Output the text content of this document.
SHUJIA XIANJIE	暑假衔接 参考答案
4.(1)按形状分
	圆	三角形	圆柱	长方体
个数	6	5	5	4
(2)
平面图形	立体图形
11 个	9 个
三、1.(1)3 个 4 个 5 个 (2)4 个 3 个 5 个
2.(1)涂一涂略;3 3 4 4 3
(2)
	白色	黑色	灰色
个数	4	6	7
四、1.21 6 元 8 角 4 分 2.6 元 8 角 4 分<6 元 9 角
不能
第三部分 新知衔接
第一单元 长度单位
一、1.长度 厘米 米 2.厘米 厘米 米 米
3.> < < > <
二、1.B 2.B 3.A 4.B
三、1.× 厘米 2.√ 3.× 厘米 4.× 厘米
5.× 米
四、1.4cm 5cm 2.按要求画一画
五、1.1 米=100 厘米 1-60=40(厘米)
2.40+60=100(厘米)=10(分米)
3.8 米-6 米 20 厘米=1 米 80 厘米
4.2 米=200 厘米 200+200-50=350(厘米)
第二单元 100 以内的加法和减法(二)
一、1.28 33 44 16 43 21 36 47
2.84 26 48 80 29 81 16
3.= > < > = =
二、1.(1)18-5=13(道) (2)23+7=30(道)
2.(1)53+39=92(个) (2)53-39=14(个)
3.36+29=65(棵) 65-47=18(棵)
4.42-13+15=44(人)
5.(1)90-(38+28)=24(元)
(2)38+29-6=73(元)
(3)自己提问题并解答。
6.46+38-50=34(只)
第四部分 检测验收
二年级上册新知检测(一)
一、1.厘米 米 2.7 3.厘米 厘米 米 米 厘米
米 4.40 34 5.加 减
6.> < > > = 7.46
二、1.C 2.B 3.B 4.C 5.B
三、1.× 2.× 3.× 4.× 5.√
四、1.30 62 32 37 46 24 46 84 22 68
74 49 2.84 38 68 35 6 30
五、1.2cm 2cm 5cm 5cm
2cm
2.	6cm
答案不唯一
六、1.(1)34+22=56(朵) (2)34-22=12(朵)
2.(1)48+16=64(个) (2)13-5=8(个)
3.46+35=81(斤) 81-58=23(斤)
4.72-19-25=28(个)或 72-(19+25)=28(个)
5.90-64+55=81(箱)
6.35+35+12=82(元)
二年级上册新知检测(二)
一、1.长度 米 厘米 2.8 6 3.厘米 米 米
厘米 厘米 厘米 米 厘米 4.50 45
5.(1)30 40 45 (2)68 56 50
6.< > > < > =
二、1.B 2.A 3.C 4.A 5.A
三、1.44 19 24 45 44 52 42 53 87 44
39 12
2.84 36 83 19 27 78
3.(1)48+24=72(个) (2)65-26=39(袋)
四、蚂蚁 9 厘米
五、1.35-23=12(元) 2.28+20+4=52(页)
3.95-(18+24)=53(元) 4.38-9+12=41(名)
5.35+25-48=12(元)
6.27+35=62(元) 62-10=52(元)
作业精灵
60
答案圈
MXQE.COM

> Goal of the exercise
Please give back all of the records exactly as written.

> Answer below
Output the text content of this document.
SHUJIA XIANJIE	暑假衔接 参考答案
4.(1)按形状分
	圆	三角形	圆柱	长方体
个数	6	5	5	4
(2)
平面图形	立体图形
11 个	9 个
三、1.(1)3 个 4 个 5 个 (2)4 个 3 个 5 个
2.(1)涂一涂略;3 3 4 4 3
(2)
	白色	黑色	灰色
个数	4	6	7
四、1.21 6 元 8 角 4 分 2.6 元 8 角 4 分<6 元 9 角
不能
第三部分 新知衔接
第一单元 长度单位
一、1.长度 厘米 米 2.厘米 厘米 米 米
3.> < < > <
二、1.B 2.B 3.A 4.B
三、1.× 厘米 2.√ 3.× 厘米 4.× 厘米
5.× 米
四、1.4cm 5cm 2.按要求画一画
五、1.1 米=100 厘米 1-60=40(厘米)
2.40+60=100(厘米)=10(分米)
3.8 米-6 米 20 厘米=1 米 80 厘米
4.2 米=200 厘米 200+200-50=350(厘米)
第二单元 100 以内的加法和减法(二)
一、1.28 33 44 16 43 21 36 47
2.84 26 48 80 29 81 16
3.= > < > = =
二、1.(1)18-5=13(道) (2)23+7=30(道)
2.(1)53+39=92(个) (2)53-39=14(个)
3.36+29=65(棵) 65-47=18(棵)
4.42-13+15=44(人)
5.(1)90-(38+28)=24(元)
(2)38+29-6=73(元)
(3)自己提问题并解答。
6.46+38-50=34(只)
第四部分 检测验收
二年级上册新知检测(一)
一、1.厘米 米 2.7 3.厘米 厘米 米 米 厘米
米 4.40 34 5.加 减
6.> < > > = 7.46
二、1.C 2.B 3.B 4.C 5.B
三、1.× 2.× 3.× 4.× 5.√
四、1.30 62 32 37 46 24 46 84 22 68
74 49 2.84 38 68 35 6 30
五、1.2cm 2cm 5cm 5cm
2cm
2.	6cm
答案不唯一
六、1.(1)34+22=56(朵) (2)34-22=12(朵)
2.(1)48+16=64(个) (2)13-5=8(个)
3.46+35=81(斤) 81-58=23(斤)
4.72-19-25=28(个)或 72-(19+25)=28(个)
5.90-64+55=81(箱)
6.35+35+12=82(元)
二年级上册新知检测(二)
一、1.长度 米 厘米 2.8 6 3.厘米 米 米
厘米 厘米 厘米 米 厘米 4.50 45
5.(1)30 40 45 (2)68 56 50
6.< > > < > =
二、1.B 2.A 3.C 4.A 5.A
三、1.44 19 24 45 44 52 42 53 87 44
39 12
2.84 36 83 19 27 78
3.(1)48+24=72(个) (2)65-26=39(袋)
四、蚂蚁 9 厘米
五、1.35-23=12(元) 2.28+20+4=52(页)
3.95-(18+24)=53(元) 4.38-9+12=41(名)
5.35+25-48=12(元)
6.27+35=62(元) 62-10=52(元)
作业精灵
60
答案圈
MXQE.COM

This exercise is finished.